(RECORDS FOR THIS EXERCISE)

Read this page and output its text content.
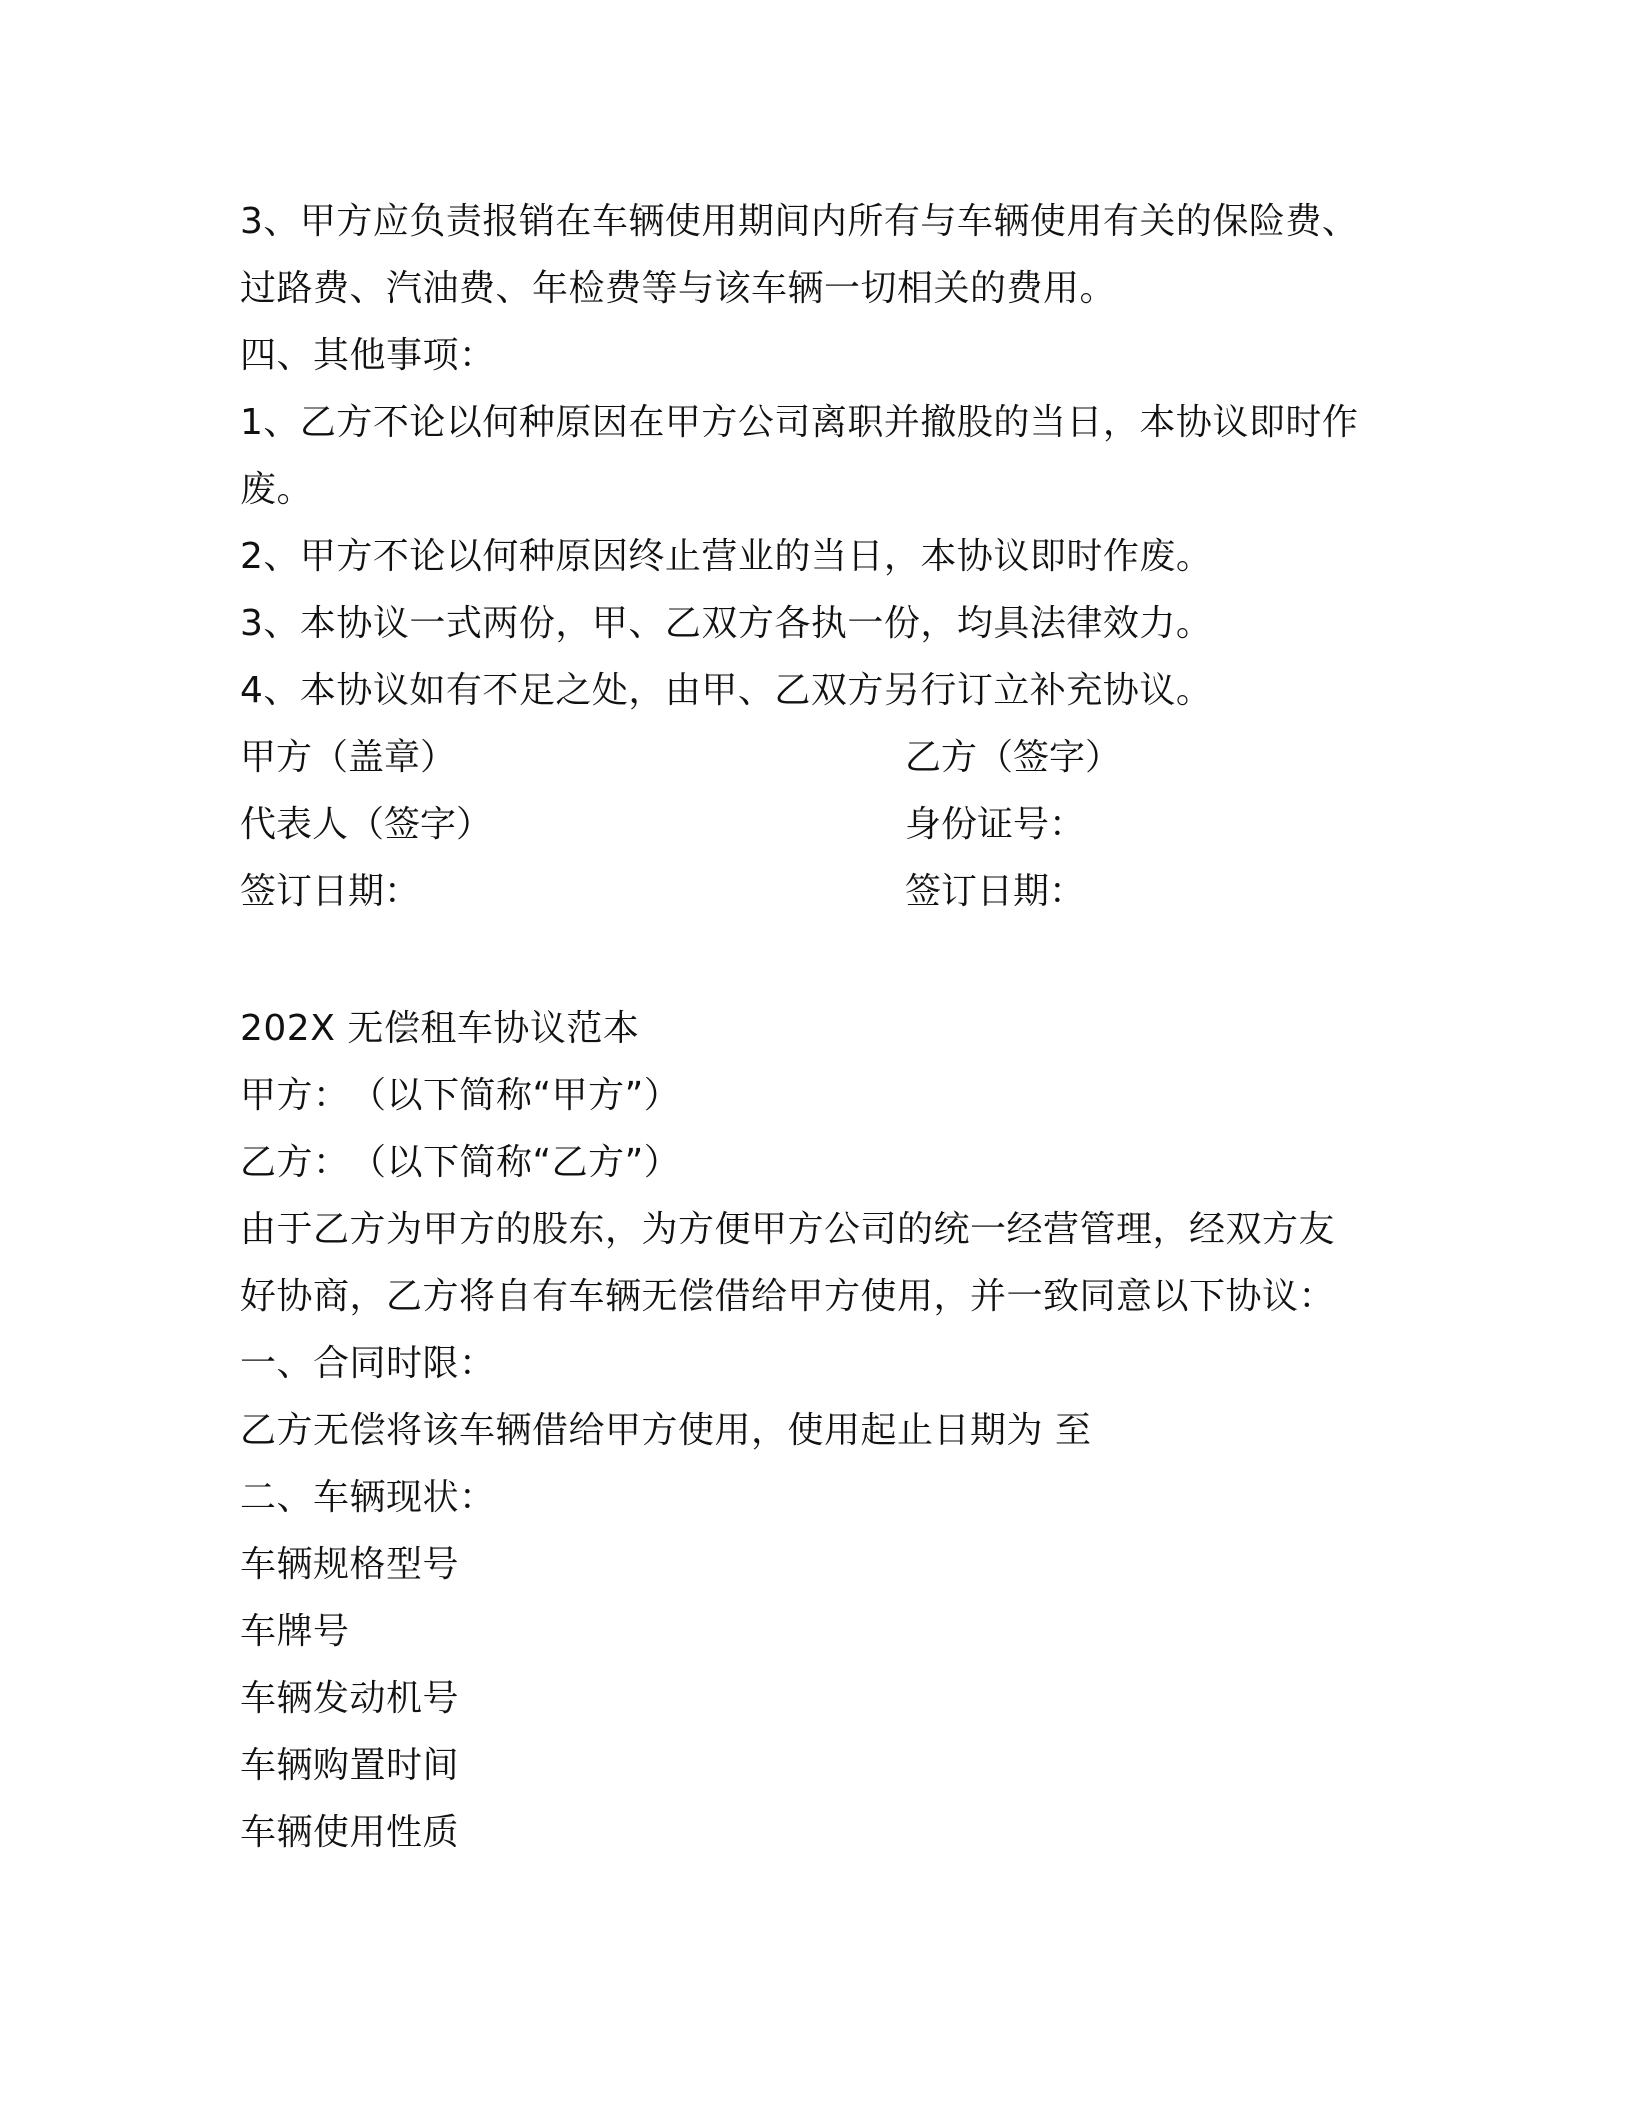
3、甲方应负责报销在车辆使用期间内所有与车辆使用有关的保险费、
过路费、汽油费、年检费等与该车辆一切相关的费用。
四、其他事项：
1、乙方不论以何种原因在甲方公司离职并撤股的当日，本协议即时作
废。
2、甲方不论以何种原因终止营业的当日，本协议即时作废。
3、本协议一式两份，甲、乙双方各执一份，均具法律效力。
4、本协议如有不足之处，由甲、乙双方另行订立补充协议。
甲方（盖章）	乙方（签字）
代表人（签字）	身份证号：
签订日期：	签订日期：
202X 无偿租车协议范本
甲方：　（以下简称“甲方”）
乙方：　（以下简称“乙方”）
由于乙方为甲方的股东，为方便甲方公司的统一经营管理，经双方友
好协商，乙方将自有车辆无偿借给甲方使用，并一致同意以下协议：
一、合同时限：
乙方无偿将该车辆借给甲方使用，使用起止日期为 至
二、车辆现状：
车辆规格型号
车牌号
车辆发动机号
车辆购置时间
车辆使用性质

(AIM) Repeat the entries exactly and keep the pictures out of the copy.

(FULL RESPONSE)
Read this page and output its text content.
3、甲方应负责报销在车辆使用期间内所有与车辆使用有关的保险费、
过路费、汽油费、年检费等与该车辆一切相关的费用。
四、其他事项：
1、乙方不论以何种原因在甲方公司离职并撤股的当日，本协议即时作
废。
2、甲方不论以何种原因终止营业的当日，本协议即时作废。
3、本协议一式两份，甲、乙双方各执一份，均具法律效力。
4、本协议如有不足之处，由甲、乙双方另行订立补充协议。
甲方（盖章）	乙方（签字）
代表人（签字）	身份证号：
签订日期：	签订日期：
202X 无偿租车协议范本
甲方：　（以下简称“甲方”）
乙方：　（以下简称“乙方”）
由于乙方为甲方的股东，为方便甲方公司的统一经营管理，经双方友
好协商，乙方将自有车辆无偿借给甲方使用，并一致同意以下协议：
一、合同时限：
乙方无偿将该车辆借给甲方使用，使用起止日期为 至
二、车辆现状：
车辆规格型号
车牌号
车辆发动机号
车辆购置时间
车辆使用性质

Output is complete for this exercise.